El hombre y su medio La naturaleza, mucho más que un objeto de explotación
Hemos crecido a expensas del equilibrio ambiental; el calentamiento global compromete la continuidad de la vida en la Tierra, cuyo padecimiento también es el nuestro
Somos muchos los que no contamos con un jardín donde aspirar, tras la lluvia, el aroma de la tierra. Muchos para quienes el perfume de las flores no es habitual. Muchos los que disponemos, a lo sumo, de un módico balcón suspendido en una selva de piedra, cable y cemento. Cada tarde, sin embargo, ese rincón nos regala un fragmento de cielo donde saciar nuestra sed de inmensidad o un presentimiento de lo eterno.
La peste, al forzar la reclusión, volvió apremiante el deseo de retomar el trato con la naturaleza; más que intensa la necesidad de volver al mar, al campo, a la montaña.
Es evidente: la naturaleza y nosotros no somos lo mismo. Un enigmático abismo nos separa. Pero un alivio profundo nos dice, en cada reencuentro con ella y con más fuerza en estos meses de encierro, que lejos de la naturaleza nos cuesta reconocernos.
Basta advertir que respiramos para sabernos inscriptos en una realidad que nos trasciende y da sustento. Sumergidos en un océano de oxígeno, no solo somos creadores sino también criaturas habilitadas para la vida. Integramos algo que nos excede. En ese algo nos movemos y rara vez lo notamos, concentrados como estamos en los desafíos de nuestra inmediatez. Cuando lo hacemos, el asombro nos colma y la naturaleza se convierte, entonces, en algo más que un entorno: se nos revela indisociable de nosotros. Su destino y el nuestro se dejan ver como inseparables.
No obstante, somos otra cosa que estricta naturaleza. “Estamos hechos de palabras”, propone Octavio Paz. Somos lenguaje y nos sabemos lenguaje. Esa autoconciencia expresa nuestra singularidad. Intérpretes verbales de cuanto hay, lo somos a la vez de nosotros mismos. Sin perder realidad, la naturaleza en nosotros ha perdido protagonismo. Ese valor hegemónico, por no decir absoluto, que ella preserva en las demás especies, en la nuestra se ha extinguido. El pájaro ignora que vuela. No nada el pez bajo el agua porque no sabe que lo hace. Somos nosotros quienes infundimos, con la palabra, sentido a cada una de esas acciones. Es en nosotros donde el pájaro vuela y nada el pez.
viene de tapa
Algo excepcional ocurrió con el hombre. Algo que lo arrancó de ese anonimato universal. No es la conciencia. Todos los seres vivos la tienen a su modo, si por ella se entiende el discernimiento que les permite asegurarse la subsistencia. Es otro el don, otro el milagro en nuestro caso: la autoconciencia. Ese rebote prodigioso de la conciencia sobre sí misma. Ese lapsus de la fatalidad. Esa evasión del hombre a las imposiciones intransigentes de la naturaleza.
Somos nosotros, solo nosotros, quienes se saben vivos. Solo nosotros los que saben que morirán. Es que somos existencia. Seres expuestos al encuentro y a la pérdida de sentido. Vida que se autodescubre y descubre a la naturaleza.

* **TU OBJETIVO**: Extrae del texto sobre el hombre y la naturaleza todo lo que va desde "No obstante, somos" hasta "nada el pez.", sin cambiar nada.

* **INFORMACIÓN REGISTRADA**:
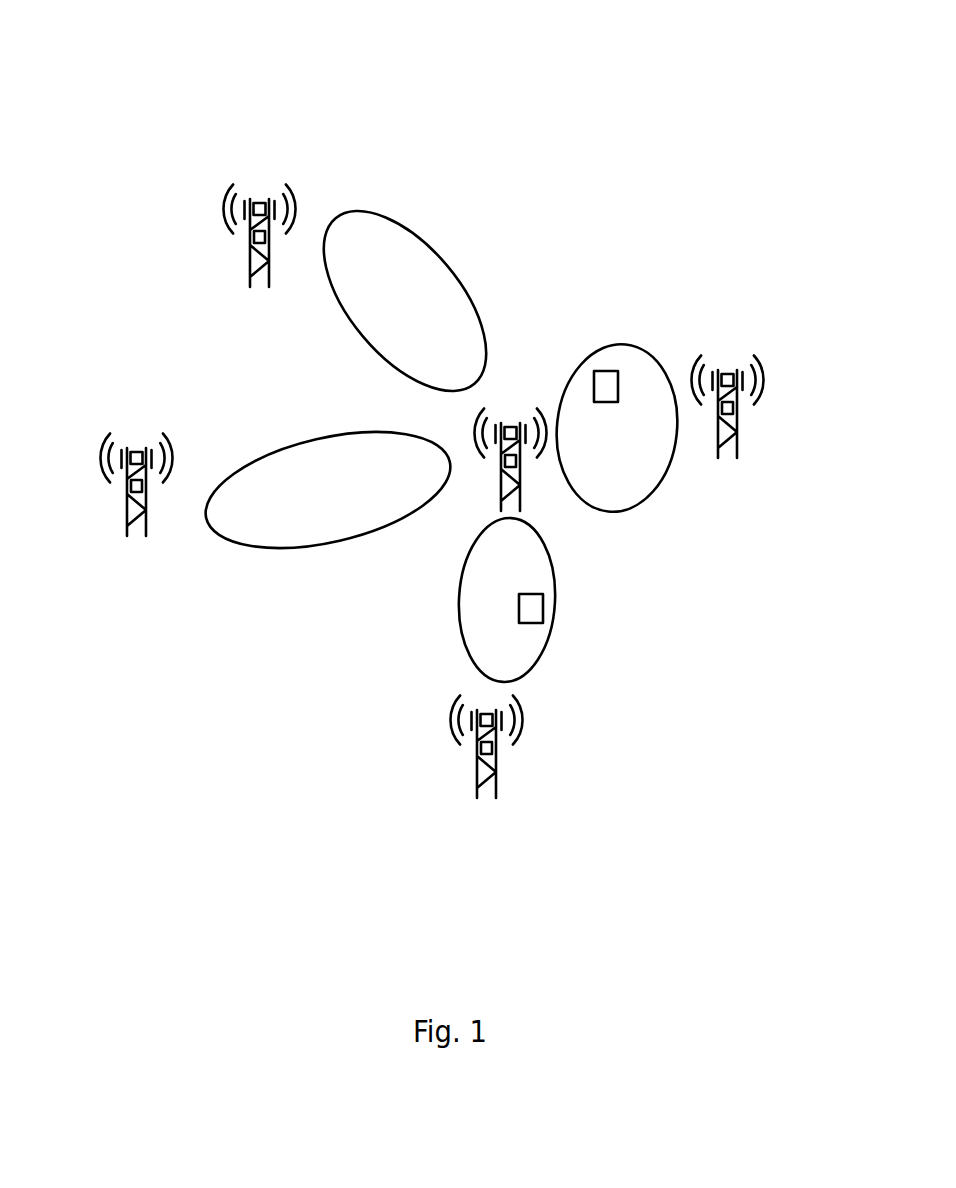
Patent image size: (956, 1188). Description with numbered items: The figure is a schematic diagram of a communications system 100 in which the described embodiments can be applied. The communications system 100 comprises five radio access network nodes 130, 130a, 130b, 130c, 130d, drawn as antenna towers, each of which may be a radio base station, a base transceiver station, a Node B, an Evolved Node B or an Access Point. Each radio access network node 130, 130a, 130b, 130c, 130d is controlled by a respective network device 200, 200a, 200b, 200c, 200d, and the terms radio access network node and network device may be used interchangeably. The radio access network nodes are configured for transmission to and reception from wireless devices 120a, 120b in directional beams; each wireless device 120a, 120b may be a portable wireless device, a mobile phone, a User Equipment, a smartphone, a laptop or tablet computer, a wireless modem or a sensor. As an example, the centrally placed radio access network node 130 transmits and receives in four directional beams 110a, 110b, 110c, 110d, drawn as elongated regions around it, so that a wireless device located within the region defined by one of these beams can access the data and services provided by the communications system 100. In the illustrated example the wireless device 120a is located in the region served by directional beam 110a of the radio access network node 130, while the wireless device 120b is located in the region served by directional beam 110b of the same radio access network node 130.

* **RESULTADO DEL EJERCICIO**:
No obstante, somos otra cosa que estricta naturaleza. “Estamos hechos de palabras”, propone Octavio Paz. Somos lenguaje y nos sabemos lenguaje. Esa autoconciencia expresa nuestra singularidad. Intérpretes verbales de cuanto hay, lo somos a la vez de nosotros mismos. Sin perder realidad, la naturaleza en nosotros ha perdido protagonismo. Ese valor hegemónico, por no decir absoluto, que ella preserva en las demás especies, en la nuestra se ha extinguido. El pájaro ignora que vuela. No nada el pez bajo el agua porque no sabe que lo hace. Somos nosotros quienes infundimos, con la palabra, sentido a cada una de esas acciones. Es en nosotros donde el pájaro vuela y nada el pez.